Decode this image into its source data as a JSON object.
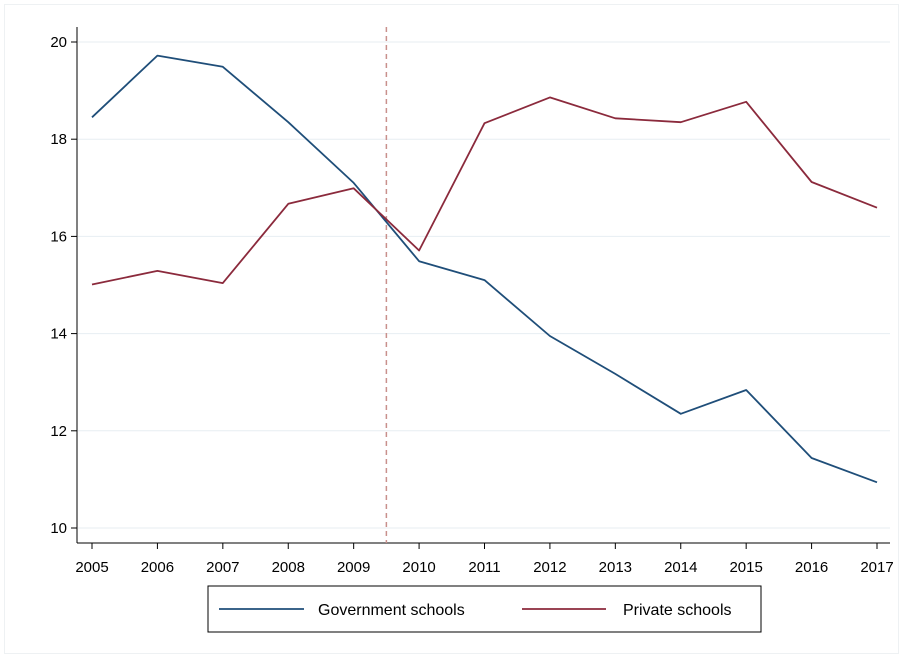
{
  "chart_data": {
    "type": "line",
    "x": [
      2005,
      2006,
      2007,
      2008,
      2009,
      2010,
      2011,
      2012,
      2013,
      2014,
      2015,
      2016,
      2017
    ],
    "xlim": [
      2005,
      2017
    ],
    "ylim": [
      10,
      20
    ],
    "yticks": [
      10,
      12,
      14,
      16,
      18,
      20
    ],
    "xtick_labels": [
      "2005",
      "2006",
      "2007",
      "2008",
      "2009",
      "2010",
      "2011",
      "2012",
      "2013",
      "2014",
      "2015",
      "2016",
      "2017"
    ],
    "ytick_labels": [
      "10",
      "12",
      "14",
      "16",
      "18",
      "20"
    ],
    "grid": true,
    "reference_line": {
      "x": 2009.5,
      "style": "dashed"
    },
    "legend_position": "bottom",
    "series": [
      {
        "name": "Government schools",
        "color": "#1f4e79",
        "values": [
          18.45,
          19.72,
          19.49,
          18.35,
          17.1,
          15.49,
          15.1,
          13.95,
          13.17,
          12.35,
          12.84,
          11.44,
          10.94
        ]
      },
      {
        "name": "Private schools",
        "color": "#8b2a3c",
        "values": [
          15.01,
          15.29,
          15.04,
          16.67,
          16.99,
          15.71,
          18.33,
          18.86,
          18.43,
          18.35,
          18.77,
          17.12,
          16.59
        ]
      }
    ],
    "title": "",
    "xlabel": "",
    "ylabel": ""
  },
  "colors": {
    "grid": "#e7eef2",
    "axis": "#000000",
    "reference_line": "#c9908c"
  }
}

---------------

▶ [Stated problem]: The required output is the number of lines containing the word "name", and nothing besides.

▶ [Solution to this problem]: 2